Saved data entries
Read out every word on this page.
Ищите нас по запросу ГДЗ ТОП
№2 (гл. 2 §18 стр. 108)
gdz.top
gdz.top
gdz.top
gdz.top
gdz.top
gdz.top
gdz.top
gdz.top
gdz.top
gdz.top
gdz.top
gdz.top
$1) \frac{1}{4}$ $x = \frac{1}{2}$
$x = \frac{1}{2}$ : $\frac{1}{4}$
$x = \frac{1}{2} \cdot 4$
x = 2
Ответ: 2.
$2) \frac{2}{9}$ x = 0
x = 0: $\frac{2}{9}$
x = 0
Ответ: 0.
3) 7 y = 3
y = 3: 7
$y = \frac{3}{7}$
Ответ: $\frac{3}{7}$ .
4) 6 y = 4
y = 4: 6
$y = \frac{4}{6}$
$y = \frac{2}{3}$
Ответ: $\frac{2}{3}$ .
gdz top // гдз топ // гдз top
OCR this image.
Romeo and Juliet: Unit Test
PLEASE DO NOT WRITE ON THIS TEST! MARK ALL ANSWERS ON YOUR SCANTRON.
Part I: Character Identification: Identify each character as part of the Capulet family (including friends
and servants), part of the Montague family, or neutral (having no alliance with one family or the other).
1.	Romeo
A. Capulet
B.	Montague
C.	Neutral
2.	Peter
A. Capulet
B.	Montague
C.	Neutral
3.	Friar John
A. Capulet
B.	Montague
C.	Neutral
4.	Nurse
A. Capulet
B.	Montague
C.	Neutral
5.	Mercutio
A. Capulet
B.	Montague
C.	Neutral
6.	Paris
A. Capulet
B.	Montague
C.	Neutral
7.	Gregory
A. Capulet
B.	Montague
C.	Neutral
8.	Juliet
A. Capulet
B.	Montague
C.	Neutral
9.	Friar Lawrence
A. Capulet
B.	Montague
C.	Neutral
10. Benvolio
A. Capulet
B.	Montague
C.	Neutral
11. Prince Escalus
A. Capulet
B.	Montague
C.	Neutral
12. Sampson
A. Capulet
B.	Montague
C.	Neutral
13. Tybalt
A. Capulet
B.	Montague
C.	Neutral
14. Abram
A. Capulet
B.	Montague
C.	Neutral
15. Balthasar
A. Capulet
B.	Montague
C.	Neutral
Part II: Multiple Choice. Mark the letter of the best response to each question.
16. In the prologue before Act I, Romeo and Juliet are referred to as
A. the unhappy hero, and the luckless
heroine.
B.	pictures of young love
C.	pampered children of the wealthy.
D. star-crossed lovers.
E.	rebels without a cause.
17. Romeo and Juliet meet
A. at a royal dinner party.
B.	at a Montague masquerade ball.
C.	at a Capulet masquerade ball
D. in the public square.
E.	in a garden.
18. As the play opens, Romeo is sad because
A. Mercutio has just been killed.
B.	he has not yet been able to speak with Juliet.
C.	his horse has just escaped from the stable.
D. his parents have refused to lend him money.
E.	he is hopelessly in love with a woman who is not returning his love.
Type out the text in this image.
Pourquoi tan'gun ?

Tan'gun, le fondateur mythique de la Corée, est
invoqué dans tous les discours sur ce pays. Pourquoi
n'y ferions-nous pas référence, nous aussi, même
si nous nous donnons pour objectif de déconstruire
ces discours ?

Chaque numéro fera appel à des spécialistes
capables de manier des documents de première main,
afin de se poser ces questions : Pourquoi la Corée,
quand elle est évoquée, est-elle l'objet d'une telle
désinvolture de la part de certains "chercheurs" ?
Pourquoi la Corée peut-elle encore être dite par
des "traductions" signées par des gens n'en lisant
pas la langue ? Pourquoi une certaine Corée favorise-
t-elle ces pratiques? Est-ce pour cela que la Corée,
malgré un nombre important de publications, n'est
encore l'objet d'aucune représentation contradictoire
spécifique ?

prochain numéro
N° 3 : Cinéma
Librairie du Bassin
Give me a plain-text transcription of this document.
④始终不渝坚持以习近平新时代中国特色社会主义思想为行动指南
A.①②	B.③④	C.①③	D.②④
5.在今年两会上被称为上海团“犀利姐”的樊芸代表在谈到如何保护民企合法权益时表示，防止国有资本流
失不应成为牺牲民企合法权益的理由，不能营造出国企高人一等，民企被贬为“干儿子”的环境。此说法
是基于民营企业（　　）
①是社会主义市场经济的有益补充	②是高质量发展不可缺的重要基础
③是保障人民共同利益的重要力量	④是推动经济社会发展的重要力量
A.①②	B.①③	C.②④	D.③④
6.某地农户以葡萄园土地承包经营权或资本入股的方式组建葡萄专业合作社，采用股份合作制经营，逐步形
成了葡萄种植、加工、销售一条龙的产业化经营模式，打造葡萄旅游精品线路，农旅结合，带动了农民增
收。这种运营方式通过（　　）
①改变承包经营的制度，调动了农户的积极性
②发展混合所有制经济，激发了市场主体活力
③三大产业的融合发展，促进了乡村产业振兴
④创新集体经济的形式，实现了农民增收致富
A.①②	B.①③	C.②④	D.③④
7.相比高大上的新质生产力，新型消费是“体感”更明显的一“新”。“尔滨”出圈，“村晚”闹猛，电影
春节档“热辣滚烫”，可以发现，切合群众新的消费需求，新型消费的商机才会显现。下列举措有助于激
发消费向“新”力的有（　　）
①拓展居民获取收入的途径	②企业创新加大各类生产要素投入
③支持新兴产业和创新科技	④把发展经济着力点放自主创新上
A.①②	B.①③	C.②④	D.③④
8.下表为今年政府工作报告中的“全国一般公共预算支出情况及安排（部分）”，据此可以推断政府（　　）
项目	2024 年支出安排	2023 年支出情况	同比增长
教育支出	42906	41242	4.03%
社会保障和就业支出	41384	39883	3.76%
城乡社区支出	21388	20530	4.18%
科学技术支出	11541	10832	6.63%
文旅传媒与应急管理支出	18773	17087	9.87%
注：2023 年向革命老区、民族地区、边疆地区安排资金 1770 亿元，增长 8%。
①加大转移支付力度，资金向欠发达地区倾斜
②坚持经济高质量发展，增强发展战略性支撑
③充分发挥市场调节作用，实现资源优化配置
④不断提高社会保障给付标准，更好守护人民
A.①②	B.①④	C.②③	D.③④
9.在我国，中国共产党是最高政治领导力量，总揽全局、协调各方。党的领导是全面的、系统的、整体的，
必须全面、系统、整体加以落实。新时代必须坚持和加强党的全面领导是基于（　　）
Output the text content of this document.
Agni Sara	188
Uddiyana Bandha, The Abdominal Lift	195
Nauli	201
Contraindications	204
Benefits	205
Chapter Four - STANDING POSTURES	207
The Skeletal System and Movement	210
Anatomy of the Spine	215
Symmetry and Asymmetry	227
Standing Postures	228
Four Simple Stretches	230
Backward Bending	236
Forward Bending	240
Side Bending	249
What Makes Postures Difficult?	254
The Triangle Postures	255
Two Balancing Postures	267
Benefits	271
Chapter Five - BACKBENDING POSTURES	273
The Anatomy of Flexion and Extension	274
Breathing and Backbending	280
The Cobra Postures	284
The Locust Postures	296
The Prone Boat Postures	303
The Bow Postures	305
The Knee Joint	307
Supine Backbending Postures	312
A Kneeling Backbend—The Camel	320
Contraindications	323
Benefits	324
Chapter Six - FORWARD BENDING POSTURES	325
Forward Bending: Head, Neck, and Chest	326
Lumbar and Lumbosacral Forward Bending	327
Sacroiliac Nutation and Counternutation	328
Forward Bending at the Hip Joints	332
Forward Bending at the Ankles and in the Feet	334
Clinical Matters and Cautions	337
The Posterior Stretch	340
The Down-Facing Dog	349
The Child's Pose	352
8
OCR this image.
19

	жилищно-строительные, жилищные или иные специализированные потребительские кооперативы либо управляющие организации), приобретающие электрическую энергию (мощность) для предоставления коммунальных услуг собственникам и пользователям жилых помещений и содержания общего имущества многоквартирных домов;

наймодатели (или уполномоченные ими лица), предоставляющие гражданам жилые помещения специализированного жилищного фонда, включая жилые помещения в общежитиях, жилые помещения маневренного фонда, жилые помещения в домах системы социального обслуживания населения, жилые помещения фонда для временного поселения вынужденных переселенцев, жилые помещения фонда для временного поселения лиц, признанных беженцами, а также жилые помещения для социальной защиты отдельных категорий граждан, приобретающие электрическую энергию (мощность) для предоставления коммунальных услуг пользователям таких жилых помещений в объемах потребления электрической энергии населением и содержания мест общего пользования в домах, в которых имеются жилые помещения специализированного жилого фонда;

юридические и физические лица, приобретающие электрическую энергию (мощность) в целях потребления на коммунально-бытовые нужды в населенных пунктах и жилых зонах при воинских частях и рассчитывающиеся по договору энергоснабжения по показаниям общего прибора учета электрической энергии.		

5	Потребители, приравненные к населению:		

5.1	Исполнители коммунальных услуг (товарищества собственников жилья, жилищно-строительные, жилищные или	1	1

▶ [Challenge]:
Scan the listing above for the word "been" and show each line where it is found.

▶ [Result]:
A. Mercutio has just been killed.
B.	he has not yet been able to speak with Juliet.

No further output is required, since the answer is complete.